## [STATED EXERCISE]
Word for word, restate every line of the material.

## [PROVIDED MATERIAL]
>> Begin
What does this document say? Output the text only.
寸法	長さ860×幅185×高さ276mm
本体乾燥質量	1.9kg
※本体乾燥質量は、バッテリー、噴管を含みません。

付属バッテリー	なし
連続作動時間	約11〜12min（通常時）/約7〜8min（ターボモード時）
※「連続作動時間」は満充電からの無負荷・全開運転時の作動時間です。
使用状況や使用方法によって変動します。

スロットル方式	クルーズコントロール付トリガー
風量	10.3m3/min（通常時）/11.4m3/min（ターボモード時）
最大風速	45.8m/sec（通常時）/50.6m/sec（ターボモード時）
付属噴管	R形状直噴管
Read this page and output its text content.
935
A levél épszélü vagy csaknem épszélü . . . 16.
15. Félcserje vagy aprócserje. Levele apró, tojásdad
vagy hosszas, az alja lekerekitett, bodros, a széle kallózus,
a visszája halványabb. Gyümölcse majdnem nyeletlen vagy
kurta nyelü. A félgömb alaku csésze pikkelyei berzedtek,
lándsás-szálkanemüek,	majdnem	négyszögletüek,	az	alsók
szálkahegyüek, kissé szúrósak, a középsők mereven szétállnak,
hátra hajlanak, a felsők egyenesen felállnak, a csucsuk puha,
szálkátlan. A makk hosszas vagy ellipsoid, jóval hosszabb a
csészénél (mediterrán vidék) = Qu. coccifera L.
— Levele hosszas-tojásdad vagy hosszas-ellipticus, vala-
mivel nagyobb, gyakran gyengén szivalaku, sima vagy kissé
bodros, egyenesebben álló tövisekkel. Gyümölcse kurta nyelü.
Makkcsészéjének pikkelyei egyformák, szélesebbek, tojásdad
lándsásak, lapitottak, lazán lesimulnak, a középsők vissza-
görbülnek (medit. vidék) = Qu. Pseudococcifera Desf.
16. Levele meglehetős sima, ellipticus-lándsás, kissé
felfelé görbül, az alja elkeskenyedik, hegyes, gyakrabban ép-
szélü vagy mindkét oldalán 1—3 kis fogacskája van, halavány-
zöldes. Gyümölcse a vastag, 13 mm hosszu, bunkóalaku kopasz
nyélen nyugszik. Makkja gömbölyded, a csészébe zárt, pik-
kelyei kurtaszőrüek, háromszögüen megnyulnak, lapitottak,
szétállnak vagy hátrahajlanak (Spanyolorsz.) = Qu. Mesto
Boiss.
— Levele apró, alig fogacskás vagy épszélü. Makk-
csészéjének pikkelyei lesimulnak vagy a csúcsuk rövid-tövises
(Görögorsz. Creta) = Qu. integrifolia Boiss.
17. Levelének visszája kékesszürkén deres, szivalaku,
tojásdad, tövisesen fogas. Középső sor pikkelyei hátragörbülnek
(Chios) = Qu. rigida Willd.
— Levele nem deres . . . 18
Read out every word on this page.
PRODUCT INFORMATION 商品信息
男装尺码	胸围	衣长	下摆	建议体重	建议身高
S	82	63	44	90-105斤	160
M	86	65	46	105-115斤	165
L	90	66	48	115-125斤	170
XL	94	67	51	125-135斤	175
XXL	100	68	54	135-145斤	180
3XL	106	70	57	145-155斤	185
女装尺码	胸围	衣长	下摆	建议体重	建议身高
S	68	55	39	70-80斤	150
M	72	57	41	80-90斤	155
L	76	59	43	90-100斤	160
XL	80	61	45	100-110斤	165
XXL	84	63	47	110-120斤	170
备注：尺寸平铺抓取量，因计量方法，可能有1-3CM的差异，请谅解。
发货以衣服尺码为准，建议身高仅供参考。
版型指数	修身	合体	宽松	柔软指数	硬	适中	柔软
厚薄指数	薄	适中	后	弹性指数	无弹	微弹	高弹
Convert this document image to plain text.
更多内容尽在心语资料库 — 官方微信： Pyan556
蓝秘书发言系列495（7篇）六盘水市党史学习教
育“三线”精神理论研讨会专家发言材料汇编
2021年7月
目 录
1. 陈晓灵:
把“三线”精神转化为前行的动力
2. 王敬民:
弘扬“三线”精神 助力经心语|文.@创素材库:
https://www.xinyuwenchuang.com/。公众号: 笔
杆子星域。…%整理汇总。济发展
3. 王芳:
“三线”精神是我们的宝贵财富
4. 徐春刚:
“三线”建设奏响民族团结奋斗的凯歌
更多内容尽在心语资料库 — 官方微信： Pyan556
>> End
## [RESPONSE FOR THIS EXERCISE]
What does this document say? Output the text only.
寸法	長さ860×幅185×高さ276mm
本体乾燥質量	1.9kg
※本体乾燥質量は、バッテリー、噴管を含みません。

付属バッテリー	なし
連続作動時間	約11〜12min（通常時）/約7〜8min（ターボモード時）
※「連続作動時間」は満充電からの無負荷・全開運転時の作動時間です。
使用状況や使用方法によって変動します。

スロットル方式	クルーズコントロール付トリガー
風量	10.3m3/min（通常時）/11.4m3/min（ターボモード時）
最大風速	45.8m/sec（通常時）/50.6m/sec（ターボモード時）
付属噴管	R形状直噴管
Read this page and output its text content.
935
A levél épszélü vagy csaknem épszélü . . . 16.
15. Félcserje vagy aprócserje. Levele apró, tojásdad
vagy hosszas, az alja lekerekitett, bodros, a széle kallózus,
a visszája halványabb. Gyümölcse majdnem nyeletlen vagy
kurta nyelü. A félgömb alaku csésze pikkelyei berzedtek,
lándsás-szálkanemüek,	majdnem	négyszögletüek,	az	alsók
szálkahegyüek, kissé szúrósak, a középsők mereven szétállnak,
hátra hajlanak, a felsők egyenesen felállnak, a csucsuk puha,
szálkátlan. A makk hosszas vagy ellipsoid, jóval hosszabb a
csészénél (mediterrán vidék) = Qu. coccifera L.
— Levele hosszas-tojásdad vagy hosszas-ellipticus, vala-
mivel nagyobb, gyakran gyengén szivalaku, sima vagy kissé
bodros, egyenesebben álló tövisekkel. Gyümölcse kurta nyelü.
Makkcsészéjének pikkelyei egyformák, szélesebbek, tojásdad
lándsásak, lapitottak, lazán lesimulnak, a középsők vissza-
görbülnek (medit. vidék) = Qu. Pseudococcifera Desf.
16. Levele meglehetős sima, ellipticus-lándsás, kissé
felfelé görbül, az alja elkeskenyedik, hegyes, gyakrabban ép-
szélü vagy mindkét oldalán 1—3 kis fogacskája van, halavány-
zöldes. Gyümölcse a vastag, 13 mm hosszu, bunkóalaku kopasz
nyélen nyugszik. Makkja gömbölyded, a csészébe zárt, pik-
kelyei kurtaszőrüek, háromszögüen megnyulnak, lapitottak,
szétállnak vagy hátrahajlanak (Spanyolorsz.) = Qu. Mesto
Boiss.
— Levele apró, alig fogacskás vagy épszélü. Makk-
csészéjének pikkelyei lesimulnak vagy a csúcsuk rövid-tövises
(Görögorsz. Creta) = Qu. integrifolia Boiss.
17. Levelének visszája kékesszürkén deres, szivalaku,
tojásdad, tövisesen fogas. Középső sor pikkelyei hátragörbülnek
(Chios) = Qu. rigida Willd.
— Levele nem deres . . . 18
Read out every word on this page.
PRODUCT INFORMATION 商品信息
男装尺码	胸围	衣长	下摆	建议体重	建议身高
S	82	63	44	90-105斤	160
M	86	65	46	105-115斤	165
L	90	66	48	115-125斤	170
XL	94	67	51	125-135斤	175
XXL	100	68	54	135-145斤	180
3XL	106	70	57	145-155斤	185
女装尺码	胸围	衣长	下摆	建议体重	建议身高
S	68	55	39	70-80斤	150
M	72	57	41	80-90斤	155
L	76	59	43	90-100斤	160
XL	80	61	45	100-110斤	165
XXL	84	63	47	110-120斤	170
备注：尺寸平铺抓取量，因计量方法，可能有1-3CM的差异，请谅解。
发货以衣服尺码为准，建议身高仅供参考。
版型指数	修身	合体	宽松	柔软指数	硬	适中	柔软
厚薄指数	薄	适中	后	弹性指数	无弹	微弹	高弹
Convert this document image to plain text.
更多内容尽在心语资料库 — 官方微信： Pyan556
蓝秘书发言系列495（7篇）六盘水市党史学习教
育“三线”精神理论研讨会专家发言材料汇编
2021年7月
目 录
1. 陈晓灵:
把“三线”精神转化为前行的动力
2. 王敬民:
弘扬“三线”精神 助力经心语|文.@创素材库:
https://www.xinyuwenchuang.com/。公众号: 笔
杆子星域。…%整理汇总。济发展
3. 王芳:
“三线”精神是我们的宝贵财富
4. 徐春刚:
“三线”建设奏响民族团结奋斗的凯歌
更多内容尽在心语资料库 — 官方微信： Pyan556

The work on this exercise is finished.